Copy each line that contains the word "transepitheliale".

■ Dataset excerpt
---+---

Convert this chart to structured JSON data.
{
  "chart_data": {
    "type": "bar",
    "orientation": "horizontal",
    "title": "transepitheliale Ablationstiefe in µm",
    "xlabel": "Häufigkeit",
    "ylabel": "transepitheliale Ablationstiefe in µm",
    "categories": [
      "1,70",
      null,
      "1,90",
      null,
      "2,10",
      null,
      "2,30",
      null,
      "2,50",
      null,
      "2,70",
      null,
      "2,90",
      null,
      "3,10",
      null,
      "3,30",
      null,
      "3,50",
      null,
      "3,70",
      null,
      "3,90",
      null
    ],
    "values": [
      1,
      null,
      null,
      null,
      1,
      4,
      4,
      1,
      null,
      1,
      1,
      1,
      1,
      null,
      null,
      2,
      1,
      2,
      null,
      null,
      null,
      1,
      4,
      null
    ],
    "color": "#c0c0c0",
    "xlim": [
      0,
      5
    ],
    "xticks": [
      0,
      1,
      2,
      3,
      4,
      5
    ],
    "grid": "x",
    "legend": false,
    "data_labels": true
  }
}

---+---

■ Task solution
    "title": "transepitheliale Ablationstiefe in µm",
    "ylabel": "transepitheliale Ablationstiefe in µm",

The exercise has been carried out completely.